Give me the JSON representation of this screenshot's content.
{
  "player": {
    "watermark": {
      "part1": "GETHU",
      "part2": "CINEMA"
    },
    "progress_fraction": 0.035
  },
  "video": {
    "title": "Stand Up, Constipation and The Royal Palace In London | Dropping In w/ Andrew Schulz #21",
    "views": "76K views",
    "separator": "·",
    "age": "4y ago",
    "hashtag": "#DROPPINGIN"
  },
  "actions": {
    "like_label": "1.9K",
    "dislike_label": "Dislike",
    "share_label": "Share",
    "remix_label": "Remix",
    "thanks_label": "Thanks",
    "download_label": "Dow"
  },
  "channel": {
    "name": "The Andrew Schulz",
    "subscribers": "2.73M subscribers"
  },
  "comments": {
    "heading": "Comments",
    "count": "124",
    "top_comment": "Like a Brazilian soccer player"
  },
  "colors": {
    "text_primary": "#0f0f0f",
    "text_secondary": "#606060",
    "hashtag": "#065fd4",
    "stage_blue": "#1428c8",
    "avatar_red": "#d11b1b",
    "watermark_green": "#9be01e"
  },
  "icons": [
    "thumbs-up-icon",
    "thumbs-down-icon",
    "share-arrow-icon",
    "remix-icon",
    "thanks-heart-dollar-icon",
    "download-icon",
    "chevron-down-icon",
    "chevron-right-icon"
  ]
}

THE REQUEST :: All of the lines above need to be given again exactly.

TASK SOLUTION ::
Give me the JSON representation of this screenshot's content.
{
  "player": {
    "watermark": {
      "part1": "GETHU",
      "part2": "CINEMA"
    },
    "progress_fraction": 0.035
  },
  "video": {
    "title": "Stand Up, Constipation and The Royal Palace In London | Dropping In w/ Andrew Schulz #21",
    "views": "76K views",
    "separator": "·",
    "age": "4y ago",
    "hashtag": "#DROPPINGIN"
  },
  "actions": {
    "like_label": "1.9K",
    "dislike_label": "Dislike",
    "share_label": "Share",
    "remix_label": "Remix",
    "thanks_label": "Thanks",
    "download_label": "Dow"
  },
  "channel": {
    "name": "The Andrew Schulz",
    "subscribers": "2.73M subscribers"
  },
  "comments": {
    "heading": "Comments",
    "count": "124",
    "top_comment": "Like a Brazilian soccer player"
  },
  "colors": {
    "text_primary": "#0f0f0f",
    "text_secondary": "#606060",
    "hashtag": "#065fd4",
    "stage_blue": "#1428c8",
    "avatar_red": "#d11b1b",
    "watermark_green": "#9be01e"
  },
  "icons": [
    "thumbs-up-icon",
    "thumbs-down-icon",
    "share-arrow-icon",
    "remix-icon",
    "thanks-heart-dollar-icon",
    "download-icon",
    "chevron-down-icon",
    "chevron-right-icon"
  ]
}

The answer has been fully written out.